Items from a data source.

● ● ● ● ●

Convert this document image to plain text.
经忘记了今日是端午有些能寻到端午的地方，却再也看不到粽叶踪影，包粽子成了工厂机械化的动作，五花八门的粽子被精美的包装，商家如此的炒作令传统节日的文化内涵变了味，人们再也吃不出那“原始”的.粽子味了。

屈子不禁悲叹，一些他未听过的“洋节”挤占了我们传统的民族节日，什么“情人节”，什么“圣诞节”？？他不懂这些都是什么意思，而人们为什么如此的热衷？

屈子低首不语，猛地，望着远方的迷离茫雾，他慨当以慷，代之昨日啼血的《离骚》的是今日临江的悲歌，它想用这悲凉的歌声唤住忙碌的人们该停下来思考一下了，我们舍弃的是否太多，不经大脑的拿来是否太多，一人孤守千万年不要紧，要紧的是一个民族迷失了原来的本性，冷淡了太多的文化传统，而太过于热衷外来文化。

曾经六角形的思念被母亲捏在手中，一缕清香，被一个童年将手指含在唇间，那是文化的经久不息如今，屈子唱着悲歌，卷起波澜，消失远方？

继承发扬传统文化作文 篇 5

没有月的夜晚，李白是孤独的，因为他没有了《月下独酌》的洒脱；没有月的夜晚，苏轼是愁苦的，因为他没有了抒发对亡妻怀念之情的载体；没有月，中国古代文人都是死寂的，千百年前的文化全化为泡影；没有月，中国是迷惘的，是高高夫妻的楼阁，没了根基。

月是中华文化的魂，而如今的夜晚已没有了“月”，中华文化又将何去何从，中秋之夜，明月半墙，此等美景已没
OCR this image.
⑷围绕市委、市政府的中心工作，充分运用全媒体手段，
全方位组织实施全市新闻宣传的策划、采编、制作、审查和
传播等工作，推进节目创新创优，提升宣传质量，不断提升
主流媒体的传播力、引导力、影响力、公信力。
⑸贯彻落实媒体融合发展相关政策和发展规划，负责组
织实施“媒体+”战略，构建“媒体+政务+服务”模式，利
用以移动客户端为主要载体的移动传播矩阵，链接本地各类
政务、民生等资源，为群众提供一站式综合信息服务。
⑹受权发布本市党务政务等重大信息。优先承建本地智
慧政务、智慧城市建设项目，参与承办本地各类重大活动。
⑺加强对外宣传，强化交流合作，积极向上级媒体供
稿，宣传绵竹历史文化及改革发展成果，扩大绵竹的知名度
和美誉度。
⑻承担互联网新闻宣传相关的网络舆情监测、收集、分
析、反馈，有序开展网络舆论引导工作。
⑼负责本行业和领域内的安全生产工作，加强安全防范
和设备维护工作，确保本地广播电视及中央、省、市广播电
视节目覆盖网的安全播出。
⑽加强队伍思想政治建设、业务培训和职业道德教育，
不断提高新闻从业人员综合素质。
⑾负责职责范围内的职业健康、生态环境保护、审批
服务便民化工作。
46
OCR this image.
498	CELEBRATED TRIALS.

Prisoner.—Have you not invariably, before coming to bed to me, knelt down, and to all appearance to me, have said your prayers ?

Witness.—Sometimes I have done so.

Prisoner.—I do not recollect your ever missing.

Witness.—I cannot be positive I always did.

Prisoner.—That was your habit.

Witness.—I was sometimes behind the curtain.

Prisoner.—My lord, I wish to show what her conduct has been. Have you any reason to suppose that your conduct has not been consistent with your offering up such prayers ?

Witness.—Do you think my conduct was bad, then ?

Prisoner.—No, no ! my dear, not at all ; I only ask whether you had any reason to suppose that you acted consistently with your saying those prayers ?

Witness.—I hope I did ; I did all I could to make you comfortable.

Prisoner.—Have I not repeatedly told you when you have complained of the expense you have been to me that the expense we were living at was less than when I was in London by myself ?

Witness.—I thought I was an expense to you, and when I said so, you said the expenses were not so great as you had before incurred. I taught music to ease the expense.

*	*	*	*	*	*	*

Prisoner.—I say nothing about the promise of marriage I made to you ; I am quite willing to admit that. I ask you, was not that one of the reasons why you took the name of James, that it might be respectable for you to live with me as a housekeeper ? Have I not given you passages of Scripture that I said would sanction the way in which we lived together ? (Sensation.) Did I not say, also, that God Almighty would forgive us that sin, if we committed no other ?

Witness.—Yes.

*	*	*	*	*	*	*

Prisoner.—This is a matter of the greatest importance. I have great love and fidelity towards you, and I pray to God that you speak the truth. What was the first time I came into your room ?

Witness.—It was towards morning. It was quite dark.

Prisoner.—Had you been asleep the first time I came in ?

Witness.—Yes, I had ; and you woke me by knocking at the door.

● ● ● ● ●

YOUR TASK. Identify the lines that contain the string "great", and copy every one of them.

EXERCISE RESPONSE.
Witness.—I thought I was an expense to you, and when I said so, you said the expenses were not so great as you had before incurred. I taught music to ease the expense.
Prisoner.—This is a matter of the greatest importance. I have great love and fidelity towards you, and I pray to God that you speak the truth. What was the first time I came into your room ?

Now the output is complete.